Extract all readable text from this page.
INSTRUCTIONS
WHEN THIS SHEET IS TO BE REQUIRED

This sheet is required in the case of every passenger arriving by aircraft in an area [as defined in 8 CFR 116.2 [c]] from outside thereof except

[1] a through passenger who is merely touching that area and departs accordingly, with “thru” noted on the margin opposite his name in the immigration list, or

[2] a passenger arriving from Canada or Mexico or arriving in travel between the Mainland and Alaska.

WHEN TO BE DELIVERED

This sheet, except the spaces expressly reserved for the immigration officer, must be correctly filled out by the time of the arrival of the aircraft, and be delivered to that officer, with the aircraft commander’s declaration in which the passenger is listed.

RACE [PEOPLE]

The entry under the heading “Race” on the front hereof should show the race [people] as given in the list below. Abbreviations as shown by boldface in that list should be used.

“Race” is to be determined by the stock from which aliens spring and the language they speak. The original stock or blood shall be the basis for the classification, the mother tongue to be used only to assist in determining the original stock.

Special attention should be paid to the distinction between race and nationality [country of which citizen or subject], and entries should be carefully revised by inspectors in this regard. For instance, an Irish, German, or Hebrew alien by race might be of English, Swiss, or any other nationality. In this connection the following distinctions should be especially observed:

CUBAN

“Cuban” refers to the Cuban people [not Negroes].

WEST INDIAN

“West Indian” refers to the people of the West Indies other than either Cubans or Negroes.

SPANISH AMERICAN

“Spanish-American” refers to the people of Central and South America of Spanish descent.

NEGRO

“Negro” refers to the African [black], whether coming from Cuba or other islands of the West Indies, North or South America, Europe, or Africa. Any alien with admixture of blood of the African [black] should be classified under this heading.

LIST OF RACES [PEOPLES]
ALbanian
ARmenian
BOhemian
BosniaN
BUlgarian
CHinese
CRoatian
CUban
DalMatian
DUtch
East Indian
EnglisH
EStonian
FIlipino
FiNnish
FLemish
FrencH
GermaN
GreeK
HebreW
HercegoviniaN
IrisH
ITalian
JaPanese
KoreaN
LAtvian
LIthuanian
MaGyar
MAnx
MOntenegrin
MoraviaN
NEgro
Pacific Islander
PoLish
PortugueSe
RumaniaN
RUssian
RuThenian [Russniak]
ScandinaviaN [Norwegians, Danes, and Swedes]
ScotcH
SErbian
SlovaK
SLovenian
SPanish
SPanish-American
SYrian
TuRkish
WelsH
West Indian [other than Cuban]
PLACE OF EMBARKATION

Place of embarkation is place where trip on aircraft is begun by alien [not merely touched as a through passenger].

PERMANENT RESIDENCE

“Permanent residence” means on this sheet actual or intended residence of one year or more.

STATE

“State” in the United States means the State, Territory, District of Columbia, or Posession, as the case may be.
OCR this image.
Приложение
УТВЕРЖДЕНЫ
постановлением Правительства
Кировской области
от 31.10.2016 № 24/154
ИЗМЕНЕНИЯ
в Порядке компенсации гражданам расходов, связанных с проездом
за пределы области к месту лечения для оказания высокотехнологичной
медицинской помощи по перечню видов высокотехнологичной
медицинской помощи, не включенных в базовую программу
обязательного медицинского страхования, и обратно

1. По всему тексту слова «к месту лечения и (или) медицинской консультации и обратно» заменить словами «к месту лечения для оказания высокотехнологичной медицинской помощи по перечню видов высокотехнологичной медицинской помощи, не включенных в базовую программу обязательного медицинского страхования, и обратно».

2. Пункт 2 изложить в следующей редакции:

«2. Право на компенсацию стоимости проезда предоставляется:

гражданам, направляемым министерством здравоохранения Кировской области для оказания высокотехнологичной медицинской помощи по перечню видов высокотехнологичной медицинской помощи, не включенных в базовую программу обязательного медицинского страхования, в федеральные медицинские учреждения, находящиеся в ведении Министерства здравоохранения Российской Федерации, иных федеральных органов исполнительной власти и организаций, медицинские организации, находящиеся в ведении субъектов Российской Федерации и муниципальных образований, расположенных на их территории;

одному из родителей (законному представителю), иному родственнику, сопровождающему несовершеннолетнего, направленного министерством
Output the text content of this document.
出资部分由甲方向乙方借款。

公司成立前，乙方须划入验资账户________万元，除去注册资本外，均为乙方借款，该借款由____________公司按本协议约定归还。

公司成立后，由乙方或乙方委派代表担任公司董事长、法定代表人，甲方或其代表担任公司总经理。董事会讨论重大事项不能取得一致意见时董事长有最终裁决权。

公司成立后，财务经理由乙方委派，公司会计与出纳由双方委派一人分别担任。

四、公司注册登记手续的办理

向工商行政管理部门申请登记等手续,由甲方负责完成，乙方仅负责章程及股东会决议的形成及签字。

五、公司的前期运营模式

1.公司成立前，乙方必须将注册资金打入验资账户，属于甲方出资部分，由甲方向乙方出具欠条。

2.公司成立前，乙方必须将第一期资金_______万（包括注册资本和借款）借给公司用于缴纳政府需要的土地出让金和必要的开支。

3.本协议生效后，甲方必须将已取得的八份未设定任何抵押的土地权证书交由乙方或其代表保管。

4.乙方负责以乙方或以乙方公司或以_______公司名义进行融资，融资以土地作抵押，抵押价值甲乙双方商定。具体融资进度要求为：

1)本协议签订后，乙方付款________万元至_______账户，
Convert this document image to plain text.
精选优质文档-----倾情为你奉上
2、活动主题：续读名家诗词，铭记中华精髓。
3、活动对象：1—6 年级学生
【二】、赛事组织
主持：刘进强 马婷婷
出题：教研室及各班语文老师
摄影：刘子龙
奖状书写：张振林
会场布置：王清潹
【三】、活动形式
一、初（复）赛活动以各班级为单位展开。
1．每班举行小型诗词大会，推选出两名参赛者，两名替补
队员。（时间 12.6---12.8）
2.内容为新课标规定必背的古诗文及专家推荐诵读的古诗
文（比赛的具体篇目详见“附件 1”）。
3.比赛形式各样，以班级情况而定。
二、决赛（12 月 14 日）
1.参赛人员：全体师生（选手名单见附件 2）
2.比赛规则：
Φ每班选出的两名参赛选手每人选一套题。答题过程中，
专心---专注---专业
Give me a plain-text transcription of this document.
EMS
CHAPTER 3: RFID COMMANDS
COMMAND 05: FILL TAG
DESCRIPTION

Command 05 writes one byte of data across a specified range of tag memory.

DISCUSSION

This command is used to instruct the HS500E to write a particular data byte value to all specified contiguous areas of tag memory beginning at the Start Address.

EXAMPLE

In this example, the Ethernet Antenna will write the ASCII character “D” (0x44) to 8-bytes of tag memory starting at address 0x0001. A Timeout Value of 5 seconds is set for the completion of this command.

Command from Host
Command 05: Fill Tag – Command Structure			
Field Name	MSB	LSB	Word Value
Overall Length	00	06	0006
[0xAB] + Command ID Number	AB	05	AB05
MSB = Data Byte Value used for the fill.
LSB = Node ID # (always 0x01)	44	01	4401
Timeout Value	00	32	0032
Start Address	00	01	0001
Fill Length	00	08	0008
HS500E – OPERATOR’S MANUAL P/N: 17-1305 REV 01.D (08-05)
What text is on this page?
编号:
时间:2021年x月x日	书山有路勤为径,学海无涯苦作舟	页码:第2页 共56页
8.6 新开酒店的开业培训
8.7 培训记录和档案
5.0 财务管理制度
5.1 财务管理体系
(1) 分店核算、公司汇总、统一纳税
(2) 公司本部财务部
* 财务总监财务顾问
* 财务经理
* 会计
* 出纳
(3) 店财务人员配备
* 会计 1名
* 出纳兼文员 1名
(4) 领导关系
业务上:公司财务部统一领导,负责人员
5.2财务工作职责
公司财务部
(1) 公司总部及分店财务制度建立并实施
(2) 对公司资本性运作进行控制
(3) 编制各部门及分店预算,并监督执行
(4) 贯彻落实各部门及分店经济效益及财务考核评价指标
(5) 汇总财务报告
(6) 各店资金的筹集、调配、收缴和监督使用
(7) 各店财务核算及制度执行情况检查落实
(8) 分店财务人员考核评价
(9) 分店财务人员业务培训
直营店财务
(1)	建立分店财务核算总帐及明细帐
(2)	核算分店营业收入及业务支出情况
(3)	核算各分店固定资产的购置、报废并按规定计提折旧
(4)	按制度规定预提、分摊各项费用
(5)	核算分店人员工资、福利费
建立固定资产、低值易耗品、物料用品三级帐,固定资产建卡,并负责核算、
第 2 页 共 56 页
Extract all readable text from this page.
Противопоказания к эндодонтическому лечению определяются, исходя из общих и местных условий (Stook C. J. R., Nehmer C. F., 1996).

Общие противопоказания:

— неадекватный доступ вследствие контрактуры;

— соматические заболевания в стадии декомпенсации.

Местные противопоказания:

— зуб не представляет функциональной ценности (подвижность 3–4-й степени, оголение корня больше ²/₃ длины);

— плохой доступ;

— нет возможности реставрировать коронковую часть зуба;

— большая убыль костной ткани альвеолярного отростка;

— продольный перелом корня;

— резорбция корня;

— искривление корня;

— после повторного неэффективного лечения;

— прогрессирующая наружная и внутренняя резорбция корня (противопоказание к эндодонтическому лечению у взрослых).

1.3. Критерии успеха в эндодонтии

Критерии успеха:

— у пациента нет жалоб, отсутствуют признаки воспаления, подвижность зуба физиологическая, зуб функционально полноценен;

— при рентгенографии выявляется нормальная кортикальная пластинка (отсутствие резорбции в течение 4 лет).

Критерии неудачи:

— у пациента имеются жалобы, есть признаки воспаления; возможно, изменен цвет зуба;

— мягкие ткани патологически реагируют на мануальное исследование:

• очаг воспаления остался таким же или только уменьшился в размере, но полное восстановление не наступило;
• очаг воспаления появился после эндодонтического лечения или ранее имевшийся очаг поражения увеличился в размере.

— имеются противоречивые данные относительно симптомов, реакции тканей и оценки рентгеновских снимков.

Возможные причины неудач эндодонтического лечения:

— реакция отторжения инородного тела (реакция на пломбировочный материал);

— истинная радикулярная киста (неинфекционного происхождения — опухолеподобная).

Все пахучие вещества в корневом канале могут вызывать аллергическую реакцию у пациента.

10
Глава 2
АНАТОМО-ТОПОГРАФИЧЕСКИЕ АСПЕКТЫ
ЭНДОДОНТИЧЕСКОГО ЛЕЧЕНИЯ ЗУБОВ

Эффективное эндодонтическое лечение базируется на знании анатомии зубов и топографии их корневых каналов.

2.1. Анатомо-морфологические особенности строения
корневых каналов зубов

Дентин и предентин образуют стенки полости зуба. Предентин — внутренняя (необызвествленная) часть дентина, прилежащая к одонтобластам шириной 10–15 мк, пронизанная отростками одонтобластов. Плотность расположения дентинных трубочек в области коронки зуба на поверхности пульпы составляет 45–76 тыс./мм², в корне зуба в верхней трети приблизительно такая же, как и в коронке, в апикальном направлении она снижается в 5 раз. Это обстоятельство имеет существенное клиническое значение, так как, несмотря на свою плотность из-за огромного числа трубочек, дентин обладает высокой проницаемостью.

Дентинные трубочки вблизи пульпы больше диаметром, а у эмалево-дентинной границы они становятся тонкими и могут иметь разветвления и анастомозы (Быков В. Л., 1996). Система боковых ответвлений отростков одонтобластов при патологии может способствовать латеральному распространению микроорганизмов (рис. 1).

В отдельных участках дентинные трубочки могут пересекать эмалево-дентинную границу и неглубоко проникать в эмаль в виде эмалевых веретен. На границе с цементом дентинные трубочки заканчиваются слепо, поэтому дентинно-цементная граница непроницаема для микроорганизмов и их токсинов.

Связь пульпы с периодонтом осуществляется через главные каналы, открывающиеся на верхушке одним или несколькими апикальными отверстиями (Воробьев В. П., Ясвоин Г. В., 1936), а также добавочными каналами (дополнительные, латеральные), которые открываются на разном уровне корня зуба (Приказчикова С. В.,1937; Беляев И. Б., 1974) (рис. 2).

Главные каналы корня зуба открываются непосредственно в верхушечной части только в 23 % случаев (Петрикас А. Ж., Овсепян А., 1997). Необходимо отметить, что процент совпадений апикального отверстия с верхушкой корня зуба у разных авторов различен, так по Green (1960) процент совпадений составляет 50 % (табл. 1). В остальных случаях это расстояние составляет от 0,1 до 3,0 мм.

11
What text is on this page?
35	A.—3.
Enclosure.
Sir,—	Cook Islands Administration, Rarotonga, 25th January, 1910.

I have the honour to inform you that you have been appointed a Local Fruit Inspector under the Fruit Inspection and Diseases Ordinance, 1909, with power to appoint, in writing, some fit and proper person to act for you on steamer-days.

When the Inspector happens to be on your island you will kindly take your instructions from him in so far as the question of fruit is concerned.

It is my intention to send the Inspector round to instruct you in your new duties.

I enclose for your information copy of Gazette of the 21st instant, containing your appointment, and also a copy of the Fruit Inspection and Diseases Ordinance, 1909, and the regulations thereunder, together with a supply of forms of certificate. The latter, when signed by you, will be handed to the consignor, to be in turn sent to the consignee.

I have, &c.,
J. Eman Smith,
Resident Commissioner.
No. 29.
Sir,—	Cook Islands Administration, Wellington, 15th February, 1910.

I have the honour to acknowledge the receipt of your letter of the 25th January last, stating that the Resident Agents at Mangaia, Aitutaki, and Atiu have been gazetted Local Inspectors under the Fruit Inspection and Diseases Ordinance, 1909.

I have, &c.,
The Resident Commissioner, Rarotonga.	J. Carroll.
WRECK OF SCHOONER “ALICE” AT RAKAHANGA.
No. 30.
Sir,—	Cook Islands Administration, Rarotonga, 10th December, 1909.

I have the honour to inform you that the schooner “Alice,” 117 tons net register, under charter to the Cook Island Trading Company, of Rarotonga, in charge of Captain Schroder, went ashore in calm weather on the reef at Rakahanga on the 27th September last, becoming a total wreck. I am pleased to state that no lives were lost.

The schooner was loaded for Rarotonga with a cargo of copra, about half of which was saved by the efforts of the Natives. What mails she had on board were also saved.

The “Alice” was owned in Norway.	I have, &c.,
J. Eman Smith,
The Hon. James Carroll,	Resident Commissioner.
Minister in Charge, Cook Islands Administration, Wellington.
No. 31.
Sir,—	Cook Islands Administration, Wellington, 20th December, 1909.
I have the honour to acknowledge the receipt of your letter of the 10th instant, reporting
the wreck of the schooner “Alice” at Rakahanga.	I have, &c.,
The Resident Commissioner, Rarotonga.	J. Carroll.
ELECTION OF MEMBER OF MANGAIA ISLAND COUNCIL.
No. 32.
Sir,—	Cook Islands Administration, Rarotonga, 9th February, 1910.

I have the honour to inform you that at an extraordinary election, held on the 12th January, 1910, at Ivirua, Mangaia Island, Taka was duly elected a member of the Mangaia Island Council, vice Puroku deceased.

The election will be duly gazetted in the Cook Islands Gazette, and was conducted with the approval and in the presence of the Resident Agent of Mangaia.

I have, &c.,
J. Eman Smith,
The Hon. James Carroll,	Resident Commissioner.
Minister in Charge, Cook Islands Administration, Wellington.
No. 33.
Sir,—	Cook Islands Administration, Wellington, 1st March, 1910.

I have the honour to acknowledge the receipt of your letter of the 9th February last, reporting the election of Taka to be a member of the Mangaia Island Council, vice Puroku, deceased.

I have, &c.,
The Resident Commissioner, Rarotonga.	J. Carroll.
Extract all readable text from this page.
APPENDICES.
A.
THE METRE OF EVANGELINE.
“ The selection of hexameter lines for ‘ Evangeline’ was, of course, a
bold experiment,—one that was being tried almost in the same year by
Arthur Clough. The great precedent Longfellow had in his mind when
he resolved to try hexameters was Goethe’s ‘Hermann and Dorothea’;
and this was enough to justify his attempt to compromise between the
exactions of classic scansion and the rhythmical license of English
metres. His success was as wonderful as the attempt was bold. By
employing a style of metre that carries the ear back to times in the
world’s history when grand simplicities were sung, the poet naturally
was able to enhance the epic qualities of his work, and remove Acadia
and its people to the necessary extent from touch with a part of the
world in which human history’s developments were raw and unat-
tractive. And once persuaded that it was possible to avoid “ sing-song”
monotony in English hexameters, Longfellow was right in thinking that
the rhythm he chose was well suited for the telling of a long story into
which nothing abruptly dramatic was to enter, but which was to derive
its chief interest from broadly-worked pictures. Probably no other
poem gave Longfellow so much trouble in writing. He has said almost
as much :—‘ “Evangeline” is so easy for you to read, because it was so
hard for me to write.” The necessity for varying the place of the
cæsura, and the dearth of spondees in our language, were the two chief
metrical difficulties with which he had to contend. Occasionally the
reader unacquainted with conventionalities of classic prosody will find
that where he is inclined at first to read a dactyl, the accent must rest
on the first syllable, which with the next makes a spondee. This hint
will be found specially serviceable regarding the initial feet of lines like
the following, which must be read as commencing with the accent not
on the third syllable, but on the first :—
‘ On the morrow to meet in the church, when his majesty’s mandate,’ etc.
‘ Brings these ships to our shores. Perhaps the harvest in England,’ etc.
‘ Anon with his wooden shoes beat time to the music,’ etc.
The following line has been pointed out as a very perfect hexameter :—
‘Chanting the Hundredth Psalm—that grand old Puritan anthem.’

____________________

* [Task]
Report only a number: how many lines in the material above contain the string "almost".

* [Written response]
2